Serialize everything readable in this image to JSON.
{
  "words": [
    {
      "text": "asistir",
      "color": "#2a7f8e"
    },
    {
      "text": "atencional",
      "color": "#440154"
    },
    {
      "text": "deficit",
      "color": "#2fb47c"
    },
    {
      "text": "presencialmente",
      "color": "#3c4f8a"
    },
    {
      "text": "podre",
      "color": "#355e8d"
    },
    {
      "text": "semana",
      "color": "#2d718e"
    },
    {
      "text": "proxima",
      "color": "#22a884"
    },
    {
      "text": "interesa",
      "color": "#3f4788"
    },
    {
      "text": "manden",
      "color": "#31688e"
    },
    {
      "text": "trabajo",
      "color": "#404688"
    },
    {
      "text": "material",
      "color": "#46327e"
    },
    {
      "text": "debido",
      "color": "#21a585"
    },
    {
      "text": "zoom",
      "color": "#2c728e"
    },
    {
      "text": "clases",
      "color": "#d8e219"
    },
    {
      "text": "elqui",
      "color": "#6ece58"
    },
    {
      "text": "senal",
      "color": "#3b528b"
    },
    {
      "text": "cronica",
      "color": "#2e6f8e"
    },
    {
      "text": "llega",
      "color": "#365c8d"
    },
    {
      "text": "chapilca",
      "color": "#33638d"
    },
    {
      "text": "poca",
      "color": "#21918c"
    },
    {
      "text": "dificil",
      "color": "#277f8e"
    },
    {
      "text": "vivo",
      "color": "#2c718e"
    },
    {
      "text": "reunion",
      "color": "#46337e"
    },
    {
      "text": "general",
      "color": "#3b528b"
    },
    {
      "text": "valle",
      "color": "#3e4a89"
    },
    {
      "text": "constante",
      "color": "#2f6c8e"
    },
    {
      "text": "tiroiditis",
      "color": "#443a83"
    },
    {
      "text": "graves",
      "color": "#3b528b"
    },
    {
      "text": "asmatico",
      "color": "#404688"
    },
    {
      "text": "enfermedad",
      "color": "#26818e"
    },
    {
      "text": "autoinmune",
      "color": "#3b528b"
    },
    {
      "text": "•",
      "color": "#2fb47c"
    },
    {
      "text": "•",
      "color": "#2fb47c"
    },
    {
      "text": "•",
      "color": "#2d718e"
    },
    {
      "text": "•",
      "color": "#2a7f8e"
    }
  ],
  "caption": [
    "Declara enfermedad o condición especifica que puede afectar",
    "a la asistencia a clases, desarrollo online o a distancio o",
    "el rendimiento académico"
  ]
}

● WORK TO DO
Recopy the entries above in their entirety, exactly.

● SOLUTION FOR THIS PROBLEM
Serialize everything readable in this image to JSON.
{
  "words": [
    {
      "text": "asistir",
      "color": "#2a7f8e"
    },
    {
      "text": "atencional",
      "color": "#440154"
    },
    {
      "text": "deficit",
      "color": "#2fb47c"
    },
    {
      "text": "presencialmente",
      "color": "#3c4f8a"
    },
    {
      "text": "podre",
      "color": "#355e8d"
    },
    {
      "text": "semana",
      "color": "#2d718e"
    },
    {
      "text": "proxima",
      "color": "#22a884"
    },
    {
      "text": "interesa",
      "color": "#3f4788"
    },
    {
      "text": "manden",
      "color": "#31688e"
    },
    {
      "text": "trabajo",
      "color": "#404688"
    },
    {
      "text": "material",
      "color": "#46327e"
    },
    {
      "text": "debido",
      "color": "#21a585"
    },
    {
      "text": "zoom",
      "color": "#2c728e"
    },
    {
      "text": "clases",
      "color": "#d8e219"
    },
    {
      "text": "elqui",
      "color": "#6ece58"
    },
    {
      "text": "senal",
      "color": "#3b528b"
    },
    {
      "text": "cronica",
      "color": "#2e6f8e"
    },
    {
      "text": "llega",
      "color": "#365c8d"
    },
    {
      "text": "chapilca",
      "color": "#33638d"
    },
    {
      "text": "poca",
      "color": "#21918c"
    },
    {
      "text": "dificil",
      "color": "#277f8e"
    },
    {
      "text": "vivo",
      "color": "#2c718e"
    },
    {
      "text": "reunion",
      "color": "#46337e"
    },
    {
      "text": "general",
      "color": "#3b528b"
    },
    {
      "text": "valle",
      "color": "#3e4a89"
    },
    {
      "text": "constante",
      "color": "#2f6c8e"
    },
    {
      "text": "tiroiditis",
      "color": "#443a83"
    },
    {
      "text": "graves",
      "color": "#3b528b"
    },
    {
      "text": "asmatico",
      "color": "#404688"
    },
    {
      "text": "enfermedad",
      "color": "#26818e"
    },
    {
      "text": "autoinmune",
      "color": "#3b528b"
    },
    {
      "text": "•",
      "color": "#2fb47c"
    },
    {
      "text": "•",
      "color": "#2fb47c"
    },
    {
      "text": "•",
      "color": "#2d718e"
    },
    {
      "text": "•",
      "color": "#2a7f8e"
    }
  ],
  "caption": [
    "Declara enfermedad o condición especifica que puede afectar",
    "a la asistencia a clases, desarrollo online o a distancio o",
    "el rendimiento académico"
  ]
}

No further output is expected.